SOURCE EXCERPT
W3C home > Mailing lists > Public > public-html@w3.org > May 2009

RE: title (editorial) to scope (technical)

From: Ian Hickson <ian@hixie.ch>
Date: Thu, 28 May 2009 23:43:51 +0000 (UTC)
To: Larry Masinter <masinter@adobe.com>
Cc: HTML WG <public-html@w3.org>
Message-ID: <Pine.LNX.4.62.0905282340110.31156@hixie.dreamhostps.com>
On Thu, 28 May 2009, Larry Masinter wrote:
> 
> For example, an authoring tool might have good use for a "version 
> indicator" (which version of this spec is this page intended to be valid 
> under), even if a browser has no use for such an indicator (because it 
> the browser has to be robust when receiving content with incorrect 
> version indicators.)

Why would an authoring tool not either just target the most recent version 
of the language that it supports, or target the version of the language 
that the user wants to target?

I don't understand why the file itself would be relevant in terms of which 
version the authoring tool should target.

WRITTEN PROBLEM A
Answer these questions from the mailing-list message, one line each:
(i) Who sent the message?
(ii) On what date was it sent?
(iii) What kind of tool does the quoted passage say might have good use for a "version indicator"?

MATERIALS PROVIDED
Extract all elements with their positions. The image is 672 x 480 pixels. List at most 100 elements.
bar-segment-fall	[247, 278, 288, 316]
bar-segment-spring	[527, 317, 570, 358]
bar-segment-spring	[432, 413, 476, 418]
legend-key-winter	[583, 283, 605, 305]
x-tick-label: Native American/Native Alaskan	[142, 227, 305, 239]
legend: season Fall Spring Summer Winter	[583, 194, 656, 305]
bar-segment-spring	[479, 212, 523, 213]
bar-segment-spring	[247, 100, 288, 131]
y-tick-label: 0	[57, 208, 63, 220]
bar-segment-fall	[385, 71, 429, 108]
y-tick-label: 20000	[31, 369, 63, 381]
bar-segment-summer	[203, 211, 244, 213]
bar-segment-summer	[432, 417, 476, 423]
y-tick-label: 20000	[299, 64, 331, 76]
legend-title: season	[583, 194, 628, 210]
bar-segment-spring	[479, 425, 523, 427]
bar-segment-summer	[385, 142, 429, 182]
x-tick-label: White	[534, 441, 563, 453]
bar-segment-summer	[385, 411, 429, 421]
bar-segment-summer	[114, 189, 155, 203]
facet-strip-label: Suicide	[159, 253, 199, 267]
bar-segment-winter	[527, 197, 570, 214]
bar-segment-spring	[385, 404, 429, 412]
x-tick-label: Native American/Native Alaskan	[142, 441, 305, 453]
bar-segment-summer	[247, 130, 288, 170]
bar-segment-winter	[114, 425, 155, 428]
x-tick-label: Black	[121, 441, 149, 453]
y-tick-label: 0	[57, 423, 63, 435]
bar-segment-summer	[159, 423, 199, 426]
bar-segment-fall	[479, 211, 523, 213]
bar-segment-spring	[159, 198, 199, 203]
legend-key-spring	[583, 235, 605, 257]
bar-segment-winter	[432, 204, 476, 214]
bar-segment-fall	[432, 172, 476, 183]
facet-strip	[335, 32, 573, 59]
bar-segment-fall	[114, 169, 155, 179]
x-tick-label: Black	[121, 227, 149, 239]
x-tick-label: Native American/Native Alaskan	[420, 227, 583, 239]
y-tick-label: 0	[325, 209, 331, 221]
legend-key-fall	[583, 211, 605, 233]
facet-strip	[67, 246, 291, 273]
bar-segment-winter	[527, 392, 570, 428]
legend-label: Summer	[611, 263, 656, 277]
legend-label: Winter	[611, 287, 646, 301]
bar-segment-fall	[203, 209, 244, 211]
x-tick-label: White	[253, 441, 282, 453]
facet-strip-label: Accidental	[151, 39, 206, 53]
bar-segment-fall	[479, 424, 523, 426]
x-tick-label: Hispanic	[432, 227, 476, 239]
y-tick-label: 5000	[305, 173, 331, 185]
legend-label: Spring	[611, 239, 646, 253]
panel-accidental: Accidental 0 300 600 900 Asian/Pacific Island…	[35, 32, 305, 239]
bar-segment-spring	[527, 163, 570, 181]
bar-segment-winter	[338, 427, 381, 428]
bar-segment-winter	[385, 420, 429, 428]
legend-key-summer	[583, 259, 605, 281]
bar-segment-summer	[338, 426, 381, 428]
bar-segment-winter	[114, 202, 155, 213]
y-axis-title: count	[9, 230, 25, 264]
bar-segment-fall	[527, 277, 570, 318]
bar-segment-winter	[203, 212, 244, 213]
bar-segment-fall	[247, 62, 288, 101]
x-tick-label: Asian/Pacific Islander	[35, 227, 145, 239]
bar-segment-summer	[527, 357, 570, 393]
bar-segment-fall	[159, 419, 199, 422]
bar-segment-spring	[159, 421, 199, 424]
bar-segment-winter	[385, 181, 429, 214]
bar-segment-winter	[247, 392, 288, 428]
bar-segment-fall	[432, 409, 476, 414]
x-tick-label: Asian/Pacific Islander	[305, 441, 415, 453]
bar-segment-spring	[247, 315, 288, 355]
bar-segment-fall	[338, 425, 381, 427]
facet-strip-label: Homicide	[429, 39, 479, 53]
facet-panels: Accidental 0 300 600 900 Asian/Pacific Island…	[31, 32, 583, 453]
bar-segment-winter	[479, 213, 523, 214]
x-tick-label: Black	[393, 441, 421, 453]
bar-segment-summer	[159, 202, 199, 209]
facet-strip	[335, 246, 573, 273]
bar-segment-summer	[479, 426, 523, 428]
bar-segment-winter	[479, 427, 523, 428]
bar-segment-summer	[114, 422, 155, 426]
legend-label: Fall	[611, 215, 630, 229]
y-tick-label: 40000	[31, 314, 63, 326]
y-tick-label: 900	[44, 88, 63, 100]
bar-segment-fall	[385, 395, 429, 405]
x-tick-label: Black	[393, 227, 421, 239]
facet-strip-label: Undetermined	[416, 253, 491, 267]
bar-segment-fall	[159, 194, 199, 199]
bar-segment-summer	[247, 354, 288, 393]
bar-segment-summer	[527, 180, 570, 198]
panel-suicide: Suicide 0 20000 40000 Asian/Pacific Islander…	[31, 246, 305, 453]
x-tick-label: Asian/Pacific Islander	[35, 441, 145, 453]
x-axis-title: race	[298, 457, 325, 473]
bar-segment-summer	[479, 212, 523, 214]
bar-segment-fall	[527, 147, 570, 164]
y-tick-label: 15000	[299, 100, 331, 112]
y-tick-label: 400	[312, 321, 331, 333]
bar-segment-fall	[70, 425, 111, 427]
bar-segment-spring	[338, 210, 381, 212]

WRITTEN PROBLEM B
Start at the beginning of the records and stop after the line that contains "227, 305, 239]". Write out those lines again with "Extract" swapped for "Identify", leaving everything else unchanged.

WRITTEN ANSWER A
(i) Ian Hickson
(ii) Thu, 28 May 2009
(iii) An authoring tool

WRITTEN ANSWER B
Identify all elements with their positions. The image is 672 x 480 pixels. List at most 100 elements.
bar-segment-fall	[247, 278, 288, 316]
bar-segment-spring	[527, 317, 570, 358]
bar-segment-spring	[432, 413, 476, 418]
legend-key-winter	[583, 283, 605, 305]
x-tick-label: Native American/Native Alaskan	[142, 227, 305, 239]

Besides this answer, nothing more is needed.